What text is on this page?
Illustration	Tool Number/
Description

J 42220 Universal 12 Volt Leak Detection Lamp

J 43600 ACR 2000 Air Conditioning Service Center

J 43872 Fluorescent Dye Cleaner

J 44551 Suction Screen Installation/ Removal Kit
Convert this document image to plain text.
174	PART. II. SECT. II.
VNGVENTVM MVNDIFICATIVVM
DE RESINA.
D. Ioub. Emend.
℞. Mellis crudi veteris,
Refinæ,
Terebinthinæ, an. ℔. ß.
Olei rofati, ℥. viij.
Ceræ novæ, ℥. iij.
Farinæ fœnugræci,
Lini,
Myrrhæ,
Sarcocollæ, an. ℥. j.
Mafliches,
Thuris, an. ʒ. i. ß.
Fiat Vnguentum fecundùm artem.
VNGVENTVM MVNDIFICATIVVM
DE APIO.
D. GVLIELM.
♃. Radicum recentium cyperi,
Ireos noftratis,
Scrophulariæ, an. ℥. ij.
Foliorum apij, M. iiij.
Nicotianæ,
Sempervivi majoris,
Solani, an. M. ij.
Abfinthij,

_Instruction_
How many lines of the entries above hold the string "this"? Reply with the number alone.

_Output below_
2